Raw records
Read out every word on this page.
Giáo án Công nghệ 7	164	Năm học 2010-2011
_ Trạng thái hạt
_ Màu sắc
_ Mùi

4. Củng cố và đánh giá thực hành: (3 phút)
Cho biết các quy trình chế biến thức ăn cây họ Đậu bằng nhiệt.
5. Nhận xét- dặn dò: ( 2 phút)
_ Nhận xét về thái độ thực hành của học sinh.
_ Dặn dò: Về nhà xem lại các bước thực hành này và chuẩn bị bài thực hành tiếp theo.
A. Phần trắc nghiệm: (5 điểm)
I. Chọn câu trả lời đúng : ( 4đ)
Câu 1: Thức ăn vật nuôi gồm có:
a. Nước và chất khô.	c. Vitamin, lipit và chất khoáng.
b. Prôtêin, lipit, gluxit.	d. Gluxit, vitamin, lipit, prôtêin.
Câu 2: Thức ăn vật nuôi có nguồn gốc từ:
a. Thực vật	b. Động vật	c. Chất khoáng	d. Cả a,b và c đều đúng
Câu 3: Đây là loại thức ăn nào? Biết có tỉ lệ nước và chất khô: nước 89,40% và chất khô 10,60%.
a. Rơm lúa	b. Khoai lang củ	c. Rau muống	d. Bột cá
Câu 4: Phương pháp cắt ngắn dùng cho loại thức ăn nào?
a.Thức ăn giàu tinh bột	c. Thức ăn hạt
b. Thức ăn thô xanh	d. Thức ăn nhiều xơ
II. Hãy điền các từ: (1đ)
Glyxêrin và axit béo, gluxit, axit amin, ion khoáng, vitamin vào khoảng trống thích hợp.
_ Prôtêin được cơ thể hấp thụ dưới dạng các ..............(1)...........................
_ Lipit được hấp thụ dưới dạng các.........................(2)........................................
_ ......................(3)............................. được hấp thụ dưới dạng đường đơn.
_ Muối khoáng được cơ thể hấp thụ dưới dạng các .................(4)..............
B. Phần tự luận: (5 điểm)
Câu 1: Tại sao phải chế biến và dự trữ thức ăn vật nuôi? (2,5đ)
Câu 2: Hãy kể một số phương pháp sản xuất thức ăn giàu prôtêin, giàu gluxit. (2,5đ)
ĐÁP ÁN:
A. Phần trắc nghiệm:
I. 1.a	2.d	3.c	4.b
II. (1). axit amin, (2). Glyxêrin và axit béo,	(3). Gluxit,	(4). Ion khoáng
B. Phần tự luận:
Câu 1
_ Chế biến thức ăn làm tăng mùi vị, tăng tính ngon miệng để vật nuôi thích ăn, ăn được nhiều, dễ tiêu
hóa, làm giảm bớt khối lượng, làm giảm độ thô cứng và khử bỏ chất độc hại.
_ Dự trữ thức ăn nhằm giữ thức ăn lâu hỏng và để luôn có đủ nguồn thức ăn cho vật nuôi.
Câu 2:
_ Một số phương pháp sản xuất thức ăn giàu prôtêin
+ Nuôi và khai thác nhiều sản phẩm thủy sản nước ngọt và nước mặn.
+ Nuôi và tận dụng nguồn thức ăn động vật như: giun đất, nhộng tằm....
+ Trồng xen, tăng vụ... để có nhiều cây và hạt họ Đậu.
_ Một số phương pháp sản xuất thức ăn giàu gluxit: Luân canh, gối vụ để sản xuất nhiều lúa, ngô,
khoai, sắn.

Given instruction: Exactly as shown above, return every record.

Output for this exercise:
Read out every word on this page.
Giáo án Công nghệ 7	164	Năm học 2010-2011
_ Trạng thái hạt
_ Màu sắc
_ Mùi

4. Củng cố và đánh giá thực hành: (3 phút)
Cho biết các quy trình chế biến thức ăn cây họ Đậu bằng nhiệt.
5. Nhận xét- dặn dò: ( 2 phút)
_ Nhận xét về thái độ thực hành của học sinh.
_ Dặn dò: Về nhà xem lại các bước thực hành này và chuẩn bị bài thực hành tiếp theo.
A. Phần trắc nghiệm: (5 điểm)
I. Chọn câu trả lời đúng : ( 4đ)
Câu 1: Thức ăn vật nuôi gồm có:
a. Nước và chất khô.	c. Vitamin, lipit và chất khoáng.
b. Prôtêin, lipit, gluxit.	d. Gluxit, vitamin, lipit, prôtêin.
Câu 2: Thức ăn vật nuôi có nguồn gốc từ:
a. Thực vật	b. Động vật	c. Chất khoáng	d. Cả a,b và c đều đúng
Câu 3: Đây là loại thức ăn nào? Biết có tỉ lệ nước và chất khô: nước 89,40% và chất khô 10,60%.
a. Rơm lúa	b. Khoai lang củ	c. Rau muống	d. Bột cá
Câu 4: Phương pháp cắt ngắn dùng cho loại thức ăn nào?
a.Thức ăn giàu tinh bột	c. Thức ăn hạt
b. Thức ăn thô xanh	d. Thức ăn nhiều xơ
II. Hãy điền các từ: (1đ)
Glyxêrin và axit béo, gluxit, axit amin, ion khoáng, vitamin vào khoảng trống thích hợp.
_ Prôtêin được cơ thể hấp thụ dưới dạng các ..............(1)...........................
_ Lipit được hấp thụ dưới dạng các.........................(2)........................................
_ ......................(3)............................. được hấp thụ dưới dạng đường đơn.
_ Muối khoáng được cơ thể hấp thụ dưới dạng các .................(4)..............
B. Phần tự luận: (5 điểm)
Câu 1: Tại sao phải chế biến và dự trữ thức ăn vật nuôi? (2,5đ)
Câu 2: Hãy kể một số phương pháp sản xuất thức ăn giàu prôtêin, giàu gluxit. (2,5đ)
ĐÁP ÁN:
A. Phần trắc nghiệm:
I. 1.a	2.d	3.c	4.b
II. (1). axit amin, (2). Glyxêrin và axit béo,	(3). Gluxit,	(4). Ion khoáng
B. Phần tự luận:
Câu 1
_ Chế biến thức ăn làm tăng mùi vị, tăng tính ngon miệng để vật nuôi thích ăn, ăn được nhiều, dễ tiêu
hóa, làm giảm bớt khối lượng, làm giảm độ thô cứng và khử bỏ chất độc hại.
_ Dự trữ thức ăn nhằm giữ thức ăn lâu hỏng và để luôn có đủ nguồn thức ăn cho vật nuôi.
Câu 2:
_ Một số phương pháp sản xuất thức ăn giàu prôtêin
+ Nuôi và khai thác nhiều sản phẩm thủy sản nước ngọt và nước mặn.
+ Nuôi và tận dụng nguồn thức ăn động vật như: giun đất, nhộng tằm....
+ Trồng xen, tăng vụ... để có nhiều cây và hạt họ Đậu.
_ Một số phương pháp sản xuất thức ăn giàu gluxit: Luân canh, gối vụ để sản xuất nhiều lúa, ngô,
khoai, sắn.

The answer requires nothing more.